*SUPPLIED RECORDS*.
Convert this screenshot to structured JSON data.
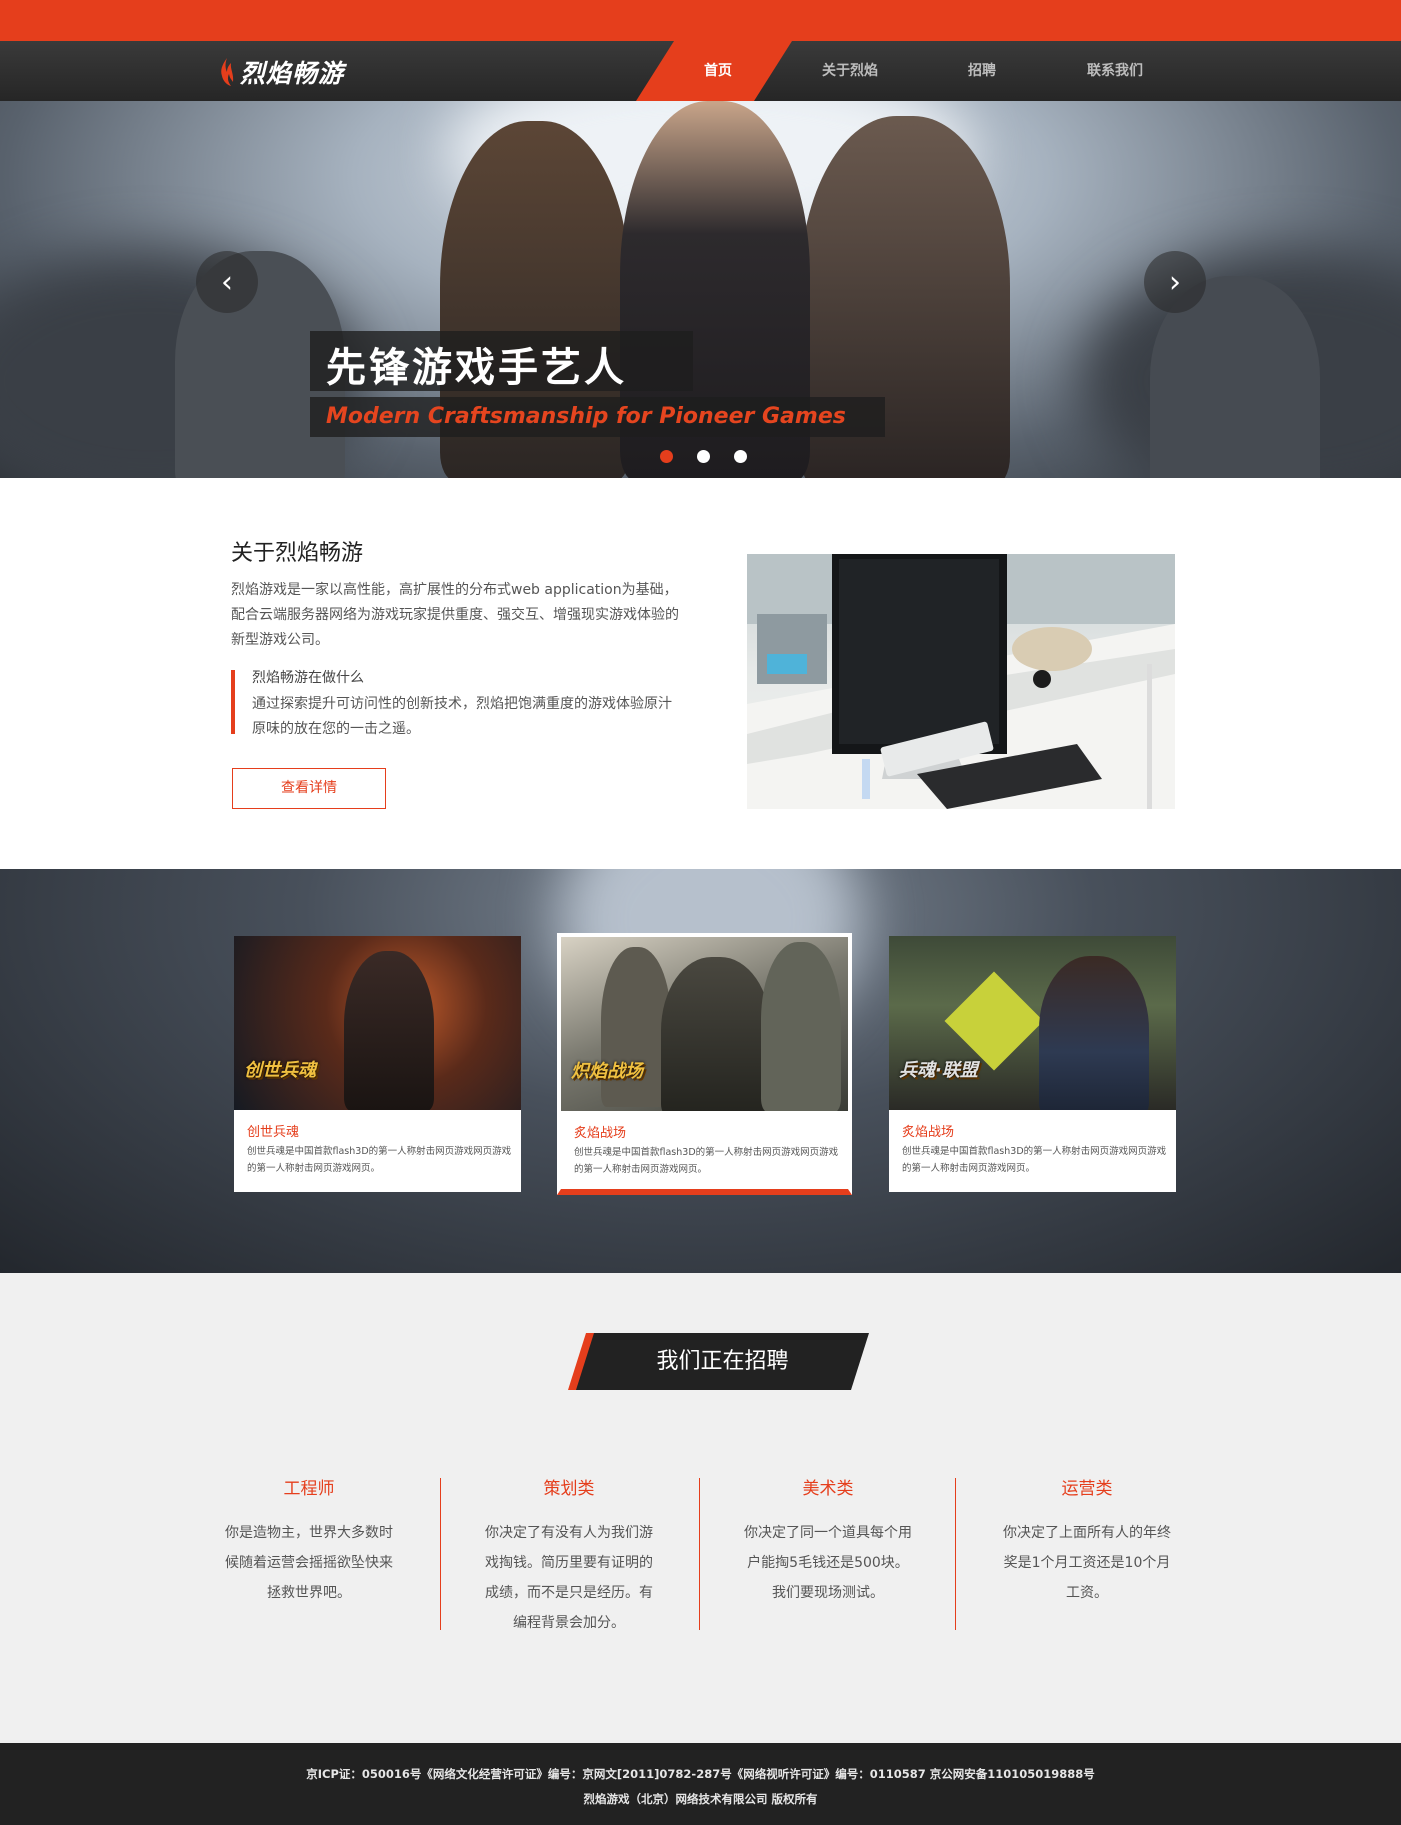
{
  "brand": {
    "name": "烈焰畅游",
    "accent": "#e53e1c"
  },
  "nav": {
    "items": [
      {
        "label": "首页",
        "active": true
      },
      {
        "label": "关于烈焰",
        "active": false
      },
      {
        "label": "招聘",
        "active": false
      },
      {
        "label": "联系我们",
        "active": false
      }
    ]
  },
  "hero": {
    "title": "先锋游戏手艺人",
    "subtitle": "Modern Craftsmanship for Pioneer Games",
    "prev_icon": "chevron-left-icon",
    "next_icon": "chevron-right-icon",
    "prev_glyph": "‹",
    "next_glyph": "›",
    "active_slide": 1,
    "slide_count": 3
  },
  "about": {
    "title": "关于烈焰畅游",
    "description": "烈焰游戏是一家以高性能，高扩展性的分布式web application为基础，配合云端服务器网络为游戏玩家提供重度、强交互、增强现实游戏体验的新型游戏公司。",
    "quote_title": "烈焰畅游在做什么",
    "quote_text": "通过探索提升可访问性的创新技术，烈焰把饱满重度的游戏体验原汁原味的放在您的一击之遥。",
    "button_label": "查看详情"
  },
  "games": [
    {
      "name": "创世兵魂",
      "logo": "创世兵魂",
      "description": "创世兵魂是中国首款flash3D的第一人称射击网页游戏网页游戏的第一人称射击网页游戏网页。",
      "featured": false
    },
    {
      "name": "炙焰战场",
      "logo": "炽焰战场",
      "description": "创世兵魂是中国首款flash3D的第一人称射击网页游戏网页游戏的第一人称射击网页游戏网页。",
      "featured": true
    },
    {
      "name": "炙焰战场",
      "logo": "兵魂·联盟",
      "description": "创世兵魂是中国首款flash3D的第一人称射击网页游戏网页游戏的第一人称射击网页游戏网页。",
      "featured": false
    }
  ],
  "recruit": {
    "title": "我们正在招聘",
    "jobs": [
      {
        "name": "工程师",
        "description": "你是造物主，世界大多数时候随着运营会摇摇欲坠快来拯救世界吧。"
      },
      {
        "name": "策划类",
        "description": "你决定了有没有人为我们游戏掏钱。简历里要有证明的成绩，而不是只是经历。有编程背景会加分。"
      },
      {
        "name": "美术类",
        "description": "你决定了同一个道具每个用户能掏5毛钱还是500块。我们要现场测试。"
      },
      {
        "name": "运营类",
        "description": "你决定了上面所有人的年终奖是1个月工资还是10个月工资。"
      }
    ]
  },
  "footer": {
    "line1": "京ICP证：050016号《网络文化经营许可证》编号：京网文[2011]0782-287号《网络视听许可证》编号：0110587 京公网安备110105019888号",
    "line2": "烈焰游戏（北京）网络技术有限公司 版权所有"
  }
}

*EXERCISE DIRECTIONS*.
Could you reproduce every record above exactly, leaving out the pictures?

*EXERCISE RESPONSE*.
Convert this screenshot to structured JSON data.
{
  "brand": {
    "name": "烈焰畅游",
    "accent": "#e53e1c"
  },
  "nav": {
    "items": [
      {
        "label": "首页",
        "active": true
      },
      {
        "label": "关于烈焰",
        "active": false
      },
      {
        "label": "招聘",
        "active": false
      },
      {
        "label": "联系我们",
        "active": false
      }
    ]
  },
  "hero": {
    "title": "先锋游戏手艺人",
    "subtitle": "Modern Craftsmanship for Pioneer Games",
    "prev_icon": "chevron-left-icon",
    "next_icon": "chevron-right-icon",
    "prev_glyph": "‹",
    "next_glyph": "›",
    "active_slide": 1,
    "slide_count": 3
  },
  "about": {
    "title": "关于烈焰畅游",
    "description": "烈焰游戏是一家以高性能，高扩展性的分布式web application为基础，配合云端服务器网络为游戏玩家提供重度、强交互、增强现实游戏体验的新型游戏公司。",
    "quote_title": "烈焰畅游在做什么",
    "quote_text": "通过探索提升可访问性的创新技术，烈焰把饱满重度的游戏体验原汁原味的放在您的一击之遥。",
    "button_label": "查看详情"
  },
  "games": [
    {
      "name": "创世兵魂",
      "logo": "创世兵魂",
      "description": "创世兵魂是中国首款flash3D的第一人称射击网页游戏网页游戏的第一人称射击网页游戏网页。",
      "featured": false
    },
    {
      "name": "炙焰战场",
      "logo": "炽焰战场",
      "description": "创世兵魂是中国首款flash3D的第一人称射击网页游戏网页游戏的第一人称射击网页游戏网页。",
      "featured": true
    },
    {
      "name": "炙焰战场",
      "logo": "兵魂·联盟",
      "description": "创世兵魂是中国首款flash3D的第一人称射击网页游戏网页游戏的第一人称射击网页游戏网页。",
      "featured": false
    }
  ],
  "recruit": {
    "title": "我们正在招聘",
    "jobs": [
      {
        "name": "工程师",
        "description": "你是造物主，世界大多数时候随着运营会摇摇欲坠快来拯救世界吧。"
      },
      {
        "name": "策划类",
        "description": "你决定了有没有人为我们游戏掏钱。简历里要有证明的成绩，而不是只是经历。有编程背景会加分。"
      },
      {
        "name": "美术类",
        "description": "你决定了同一个道具每个用户能掏5毛钱还是500块。我们要现场测试。"
      },
      {
        "name": "运营类",
        "description": "你决定了上面所有人的年终奖是1个月工资还是10个月工资。"
      }
    ]
  },
  "footer": {
    "line1": "京ICP证：050016号《网络文化经营许可证》编号：京网文[2011]0782-287号《网络视听许可证》编号：0110587 京公网安备110105019888号",
    "line2": "烈焰游戏（北京）网络技术有限公司 版权所有"
  }
}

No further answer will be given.